STATED EXERCISE
Convert the lines in the records below into a numbered list, omitting any blank lines.
⁂
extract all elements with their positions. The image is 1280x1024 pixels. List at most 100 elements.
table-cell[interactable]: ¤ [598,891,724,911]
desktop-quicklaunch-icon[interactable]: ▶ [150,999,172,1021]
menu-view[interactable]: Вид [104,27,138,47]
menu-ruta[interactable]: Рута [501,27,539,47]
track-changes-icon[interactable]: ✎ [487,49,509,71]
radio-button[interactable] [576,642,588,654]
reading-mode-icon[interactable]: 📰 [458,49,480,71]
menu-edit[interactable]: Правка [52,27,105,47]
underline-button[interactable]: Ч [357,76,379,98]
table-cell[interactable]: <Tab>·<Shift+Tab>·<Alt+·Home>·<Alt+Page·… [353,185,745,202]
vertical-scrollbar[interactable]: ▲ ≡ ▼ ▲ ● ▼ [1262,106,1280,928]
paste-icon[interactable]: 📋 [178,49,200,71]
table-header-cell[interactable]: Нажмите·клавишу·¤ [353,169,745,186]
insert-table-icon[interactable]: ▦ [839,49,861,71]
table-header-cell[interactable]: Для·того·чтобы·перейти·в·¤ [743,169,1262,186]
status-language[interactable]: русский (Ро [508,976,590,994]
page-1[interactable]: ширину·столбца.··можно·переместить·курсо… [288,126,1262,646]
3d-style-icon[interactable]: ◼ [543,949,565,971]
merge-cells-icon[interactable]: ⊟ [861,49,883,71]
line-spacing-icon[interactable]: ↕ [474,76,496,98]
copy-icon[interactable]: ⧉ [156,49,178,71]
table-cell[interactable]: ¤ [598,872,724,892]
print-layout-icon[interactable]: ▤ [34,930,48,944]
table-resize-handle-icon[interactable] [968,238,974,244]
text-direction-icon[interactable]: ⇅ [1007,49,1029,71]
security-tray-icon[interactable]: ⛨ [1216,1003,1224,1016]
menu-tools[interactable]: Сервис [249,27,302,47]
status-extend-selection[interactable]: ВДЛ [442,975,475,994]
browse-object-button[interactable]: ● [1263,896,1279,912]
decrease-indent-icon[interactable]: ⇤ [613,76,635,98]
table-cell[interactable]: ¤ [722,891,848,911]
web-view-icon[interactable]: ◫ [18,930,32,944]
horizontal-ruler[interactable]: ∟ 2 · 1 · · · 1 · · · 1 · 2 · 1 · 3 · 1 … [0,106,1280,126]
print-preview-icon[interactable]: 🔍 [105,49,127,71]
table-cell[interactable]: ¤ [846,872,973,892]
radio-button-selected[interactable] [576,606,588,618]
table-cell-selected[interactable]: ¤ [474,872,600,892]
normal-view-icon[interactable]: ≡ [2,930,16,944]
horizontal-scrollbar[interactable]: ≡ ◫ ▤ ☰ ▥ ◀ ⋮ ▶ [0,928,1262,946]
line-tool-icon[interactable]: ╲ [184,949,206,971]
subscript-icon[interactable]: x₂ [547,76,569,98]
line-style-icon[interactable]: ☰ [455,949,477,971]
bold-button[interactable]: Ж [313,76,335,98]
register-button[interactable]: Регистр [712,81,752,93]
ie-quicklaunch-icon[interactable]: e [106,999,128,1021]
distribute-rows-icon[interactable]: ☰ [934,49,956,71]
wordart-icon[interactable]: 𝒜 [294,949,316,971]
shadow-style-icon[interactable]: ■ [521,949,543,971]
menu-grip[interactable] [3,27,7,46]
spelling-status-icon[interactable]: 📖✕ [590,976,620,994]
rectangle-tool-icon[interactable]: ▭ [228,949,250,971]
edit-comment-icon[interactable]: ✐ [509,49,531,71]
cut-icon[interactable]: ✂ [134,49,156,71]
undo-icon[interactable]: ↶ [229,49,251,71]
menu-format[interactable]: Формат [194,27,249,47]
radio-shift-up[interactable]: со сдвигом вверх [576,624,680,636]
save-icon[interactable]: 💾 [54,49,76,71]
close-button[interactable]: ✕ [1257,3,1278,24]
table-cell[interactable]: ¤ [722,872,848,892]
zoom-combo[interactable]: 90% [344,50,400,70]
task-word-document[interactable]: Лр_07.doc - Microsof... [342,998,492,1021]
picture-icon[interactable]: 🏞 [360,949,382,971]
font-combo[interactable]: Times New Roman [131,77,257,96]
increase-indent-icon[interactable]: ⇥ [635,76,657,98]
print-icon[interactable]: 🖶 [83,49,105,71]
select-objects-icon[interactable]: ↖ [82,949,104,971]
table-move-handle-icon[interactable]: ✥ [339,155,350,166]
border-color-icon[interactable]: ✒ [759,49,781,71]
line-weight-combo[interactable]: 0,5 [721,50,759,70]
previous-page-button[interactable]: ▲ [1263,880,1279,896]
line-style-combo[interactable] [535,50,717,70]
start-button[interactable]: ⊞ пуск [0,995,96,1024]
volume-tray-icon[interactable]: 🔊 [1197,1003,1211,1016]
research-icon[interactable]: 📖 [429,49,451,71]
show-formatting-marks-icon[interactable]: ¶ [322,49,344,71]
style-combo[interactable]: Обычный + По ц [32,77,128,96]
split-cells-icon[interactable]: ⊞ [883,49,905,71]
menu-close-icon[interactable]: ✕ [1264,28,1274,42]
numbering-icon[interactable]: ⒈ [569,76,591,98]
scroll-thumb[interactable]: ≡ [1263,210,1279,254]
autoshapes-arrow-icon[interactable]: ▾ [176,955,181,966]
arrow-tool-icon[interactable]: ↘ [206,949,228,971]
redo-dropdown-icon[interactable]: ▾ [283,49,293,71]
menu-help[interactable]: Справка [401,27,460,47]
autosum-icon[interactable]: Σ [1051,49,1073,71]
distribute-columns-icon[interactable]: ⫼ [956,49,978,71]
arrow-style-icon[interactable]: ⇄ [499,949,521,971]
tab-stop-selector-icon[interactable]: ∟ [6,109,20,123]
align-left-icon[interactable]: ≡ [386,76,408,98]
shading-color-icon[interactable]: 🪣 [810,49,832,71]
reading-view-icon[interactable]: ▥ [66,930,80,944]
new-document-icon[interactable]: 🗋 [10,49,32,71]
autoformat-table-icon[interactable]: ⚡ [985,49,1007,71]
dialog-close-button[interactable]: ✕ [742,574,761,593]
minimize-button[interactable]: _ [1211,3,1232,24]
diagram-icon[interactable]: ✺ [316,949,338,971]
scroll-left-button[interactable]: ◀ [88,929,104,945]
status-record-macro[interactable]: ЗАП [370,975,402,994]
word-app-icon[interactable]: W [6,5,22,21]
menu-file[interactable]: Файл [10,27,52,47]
⁂
REPLY
1. extract all elements with their positions. The image is 1280x1024 pixels. List at most 100 elements.
2. table-cell[interactable]: ¤ [598,891,724,911]
3. desktop-quicklaunch-icon[interactable]: ▶ [150,999,172,1021]
4. menu-view[interactable]: Вид [104,27,138,47]
5. menu-ruta[interactable]: Рута [501,27,539,47]
6. track-changes-icon[interactable]: ✎ [487,49,509,71]
7. radio-button[interactable] [576,642,588,654]
8. reading-mode-icon[interactable]: 📰 [458,49,480,71]
9. menu-edit[interactable]: Правка [52,27,105,47]
10. underline-button[interactable]: Ч [357,76,379,98]
11. table-cell[interactable]: <Tab>·<Shift+Tab>·<Alt+·Home>·<Alt+Page·… [353,185,745,202]
12. vertical-scrollbar[interactable]: ▲ ≡ ▼ ▲ ● ▼ [1262,106,1280,928]
13. paste-icon[interactable]: 📋 [178,49,200,71]
14. table-header-cell[interactable]: Нажмите·клавишу·¤ [353,169,745,186]
15. insert-table-icon[interactable]: ▦ [839,49,861,71]
16. table-header-cell[interactable]: Для·того·чтобы·перейти·в·¤ [743,169,1262,186]
17. status-language[interactable]: русский (Ро [508,976,590,994]
18. page-1[interactable]: ширину·столбца.··можно·переместить·курсо… [288,126,1262,646]
19. 3d-style-icon[interactable]: ◼ [543,949,565,971]
20. merge-cells-icon[interactable]: ⊟ [861,49,883,71]
21. line-spacing-icon[interactable]: ↕ [474,76,496,98]
22. copy-icon[interactable]: ⧉ [156,49,178,71]
23. table-cell[interactable]: ¤ [598,872,724,892]
24. print-layout-icon[interactable]: ▤ [34,930,48,944]
25. table-resize-handle-icon[interactable] [968,238,974,244]
26. text-direction-icon[interactable]: ⇅ [1007,49,1029,71]
27. security-tray-icon[interactable]: ⛨ [1216,1003,1224,1016]
28. menu-tools[interactable]: Сервис [249,27,302,47]
29. status-extend-selection[interactable]: ВДЛ [442,975,475,994]
30. browse-object-button[interactable]: ● [1263,896,1279,912]
31. decrease-indent-icon[interactable]: ⇤ [613,76,635,98]
32. table-cell[interactable]: ¤ [722,891,848,911]
33. web-view-icon[interactable]: ◫ [18,930,32,944]
34. horizontal-ruler[interactable]: ∟ 2 · 1 · · · 1 · · · 1 · 2 · 1 · 3 · 1 … [0,106,1280,126]
35. print-preview-icon[interactable]: 🔍 [105,49,127,71]
36. table-cell[interactable]: ¤ [846,872,973,892]
37. radio-button-selected[interactable] [576,606,588,618]
38. table-cell-selected[interactable]: ¤ [474,872,600,892]
39. normal-view-icon[interactable]: ≡ [2,930,16,944]
40. horizontal-scrollbar[interactable]: ≡ ◫ ▤ ☰ ▥ ◀ ⋮ ▶ [0,928,1262,946]
41. line-tool-icon[interactable]: ╲ [184,949,206,971]
42. subscript-icon[interactable]: x₂ [547,76,569,98]
43. line-style-icon[interactable]: ☰ [455,949,477,971]
44. bold-button[interactable]: Ж [313,76,335,98]
45. register-button[interactable]: Регистр [712,81,752,93]
46. ie-quicklaunch-icon[interactable]: e [106,999,128,1021]
47. distribute-rows-icon[interactable]: ☰ [934,49,956,71]
48. wordart-icon[interactable]: 𝒜 [294,949,316,971]
49. shadow-style-icon[interactable]: ■ [521,949,543,971]
50. menu-grip[interactable] [3,27,7,46]
51. spelling-status-icon[interactable]: 📖✕ [590,976,620,994]
52. rectangle-tool-icon[interactable]: ▭ [228,949,250,971]
53. edit-comment-icon[interactable]: ✐ [509,49,531,71]
54. cut-icon[interactable]: ✂ [134,49,156,71]
55. undo-icon[interactable]: ↶ [229,49,251,71]
56. menu-format[interactable]: Формат [194,27,249,47]
57. radio-shift-up[interactable]: со сдвигом вверх [576,624,680,636]
58. save-icon[interactable]: 💾 [54,49,76,71]
59. close-button[interactable]: ✕ [1257,3,1278,24]
60. table-cell[interactable]: ¤ [722,872,848,892]
61. zoom-combo[interactable]: 90% [344,50,400,70]
62. task-word-document[interactable]: Лр_07.doc - Microsof... [342,998,492,1021]
63. picture-icon[interactable]: 🏞 [360,949,382,971]
64. font-combo[interactable]: Times New Roman [131,77,257,96]
65. increase-indent-icon[interactable]: ⇥ [635,76,657,98]
66. print-icon[interactable]: 🖶 [83,49,105,71]
67. select-objects-icon[interactable]: ↖ [82,949,104,971]
68. table-move-handle-icon[interactable]: ✥ [339,155,350,166]
69. border-color-icon[interactable]: ✒ [759,49,781,71]
70. line-weight-combo[interactable]: 0,5 [721,50,759,70]
71. previous-page-button[interactable]: ▲ [1263,880,1279,896]
72. line-style-combo[interactable] [535,50,717,70]
73. start-button[interactable]: ⊞ пуск [0,995,96,1024]
74. volume-tray-icon[interactable]: 🔊 [1197,1003,1211,1016]
75. research-icon[interactable]: 📖 [429,49,451,71]
76. show-formatting-marks-icon[interactable]: ¶ [322,49,344,71]
77. style-combo[interactable]: Обычный + По ц [32,77,128,96]
78. split-cells-icon[interactable]: ⊞ [883,49,905,71]
79. menu-close-icon[interactable]: ✕ [1264,28,1274,42]
80. numbering-icon[interactable]: ⒈ [569,76,591,98]
81. scroll-thumb[interactable]: ≡ [1263,210,1279,254]
82. autoshapes-arrow-icon[interactable]: ▾ [176,955,181,966]
83. arrow-tool-icon[interactable]: ↘ [206,949,228,971]
84. redo-dropdown-icon[interactable]: ▾ [283,49,293,71]
85. menu-help[interactable]: Справка [401,27,460,47]
86. autosum-icon[interactable]: Σ [1051,49,1073,71]
87. distribute-columns-icon[interactable]: ⫼ [956,49,978,71]
88. arrow-style-icon[interactable]: ⇄ [499,949,521,971]
89. tab-stop-selector-icon[interactable]: ∟ [6,109,20,123]
90. align-left-icon[interactable]: ≡ [386,76,408,98]
91. shading-color-icon[interactable]: 🪣 [810,49,832,71]
92. reading-view-icon[interactable]: ▥ [66,930,80,944]
93. new-document-icon[interactable]: 🗋 [10,49,32,71]
94. autoformat-table-icon[interactable]: ⚡ [985,49,1007,71]
95. dialog-close-button[interactable]: ✕ [742,574,761,593]
96. minimize-button[interactable]: _ [1211,3,1232,24]
97. diagram-icon[interactable]: ✺ [316,949,338,971]
98. scroll-left-button[interactable]: ◀ [88,929,104,945]
99. status-record-macro[interactable]: ЗАП [370,975,402,994]
100. word-app-icon[interactable]: W [6,5,22,21]
101. menu-file[interactable]: Файл [10,27,52,47]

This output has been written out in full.